» Supplied data
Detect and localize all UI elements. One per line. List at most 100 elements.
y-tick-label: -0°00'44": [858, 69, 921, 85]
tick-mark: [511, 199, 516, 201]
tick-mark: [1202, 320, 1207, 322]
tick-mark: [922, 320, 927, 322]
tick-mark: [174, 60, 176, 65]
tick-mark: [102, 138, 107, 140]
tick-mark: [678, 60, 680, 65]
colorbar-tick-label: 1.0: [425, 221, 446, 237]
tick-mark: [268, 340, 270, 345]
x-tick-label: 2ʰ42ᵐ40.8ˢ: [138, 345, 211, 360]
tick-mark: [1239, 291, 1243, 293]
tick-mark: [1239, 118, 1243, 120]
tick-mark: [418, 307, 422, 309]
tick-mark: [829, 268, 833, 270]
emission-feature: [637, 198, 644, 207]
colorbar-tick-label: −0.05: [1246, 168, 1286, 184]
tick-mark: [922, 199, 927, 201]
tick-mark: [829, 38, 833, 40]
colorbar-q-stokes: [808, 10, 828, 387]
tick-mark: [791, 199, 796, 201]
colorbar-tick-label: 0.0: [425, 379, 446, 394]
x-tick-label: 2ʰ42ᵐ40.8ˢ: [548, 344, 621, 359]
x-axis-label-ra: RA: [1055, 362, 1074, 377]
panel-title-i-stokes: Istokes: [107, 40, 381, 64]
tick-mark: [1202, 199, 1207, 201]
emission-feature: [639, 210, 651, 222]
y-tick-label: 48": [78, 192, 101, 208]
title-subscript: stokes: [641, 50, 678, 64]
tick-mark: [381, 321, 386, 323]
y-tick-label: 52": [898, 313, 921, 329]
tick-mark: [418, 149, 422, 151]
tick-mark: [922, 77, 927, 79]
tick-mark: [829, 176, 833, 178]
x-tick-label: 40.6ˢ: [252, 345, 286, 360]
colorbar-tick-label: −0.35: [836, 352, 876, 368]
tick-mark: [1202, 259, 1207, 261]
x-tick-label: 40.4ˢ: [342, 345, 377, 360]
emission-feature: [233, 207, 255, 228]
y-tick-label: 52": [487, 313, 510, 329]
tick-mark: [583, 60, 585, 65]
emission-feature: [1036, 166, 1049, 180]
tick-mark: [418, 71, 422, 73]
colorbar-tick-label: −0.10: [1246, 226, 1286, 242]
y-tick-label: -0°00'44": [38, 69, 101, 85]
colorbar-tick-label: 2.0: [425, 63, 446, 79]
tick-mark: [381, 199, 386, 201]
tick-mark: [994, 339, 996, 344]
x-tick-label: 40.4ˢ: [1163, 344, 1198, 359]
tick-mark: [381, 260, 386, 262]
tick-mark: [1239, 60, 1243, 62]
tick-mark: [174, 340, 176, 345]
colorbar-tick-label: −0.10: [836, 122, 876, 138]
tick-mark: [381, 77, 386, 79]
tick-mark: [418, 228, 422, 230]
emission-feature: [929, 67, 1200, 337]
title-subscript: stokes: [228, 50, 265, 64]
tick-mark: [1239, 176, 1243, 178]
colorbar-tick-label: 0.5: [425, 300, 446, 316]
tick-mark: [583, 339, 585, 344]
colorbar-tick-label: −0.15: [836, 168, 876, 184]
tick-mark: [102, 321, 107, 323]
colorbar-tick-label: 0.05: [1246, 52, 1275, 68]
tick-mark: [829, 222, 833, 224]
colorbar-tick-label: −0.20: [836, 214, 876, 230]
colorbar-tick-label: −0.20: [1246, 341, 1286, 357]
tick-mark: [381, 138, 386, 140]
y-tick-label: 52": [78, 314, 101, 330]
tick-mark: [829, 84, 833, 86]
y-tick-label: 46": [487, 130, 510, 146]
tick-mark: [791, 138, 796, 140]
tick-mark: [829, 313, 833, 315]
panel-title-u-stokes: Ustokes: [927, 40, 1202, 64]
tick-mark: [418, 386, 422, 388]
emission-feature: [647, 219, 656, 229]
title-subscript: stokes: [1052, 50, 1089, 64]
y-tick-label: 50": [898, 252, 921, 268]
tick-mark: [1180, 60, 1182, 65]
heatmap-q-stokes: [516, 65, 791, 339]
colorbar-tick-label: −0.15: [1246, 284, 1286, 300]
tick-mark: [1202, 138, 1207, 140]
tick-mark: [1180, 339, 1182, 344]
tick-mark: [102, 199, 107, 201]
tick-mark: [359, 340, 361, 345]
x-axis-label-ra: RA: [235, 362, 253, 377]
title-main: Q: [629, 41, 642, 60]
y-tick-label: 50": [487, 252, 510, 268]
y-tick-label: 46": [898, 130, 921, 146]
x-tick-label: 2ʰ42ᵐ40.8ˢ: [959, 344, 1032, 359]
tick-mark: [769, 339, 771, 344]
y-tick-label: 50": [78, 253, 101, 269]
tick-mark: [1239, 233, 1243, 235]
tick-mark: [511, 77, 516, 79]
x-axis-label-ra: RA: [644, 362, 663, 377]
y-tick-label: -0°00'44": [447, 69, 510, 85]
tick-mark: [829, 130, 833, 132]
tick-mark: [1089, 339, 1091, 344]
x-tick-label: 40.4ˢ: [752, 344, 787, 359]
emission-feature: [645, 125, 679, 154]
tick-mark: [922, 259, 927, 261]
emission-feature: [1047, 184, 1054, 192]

» Requirement
Copy the rows from the first line of the rows through the line holding "tick-mark: [678, 60, 680, 65]", inclusive, reproducing each line without any change.

» Result
Detect and localize all UI elements. One per line. List at most 100 elements.
y-tick-label: -0°00'44": [858, 69, 921, 85]
tick-mark: [511, 199, 516, 201]
tick-mark: [1202, 320, 1207, 322]
tick-mark: [922, 320, 927, 322]
tick-mark: [174, 60, 176, 65]
tick-mark: [102, 138, 107, 140]
tick-mark: [678, 60, 680, 65]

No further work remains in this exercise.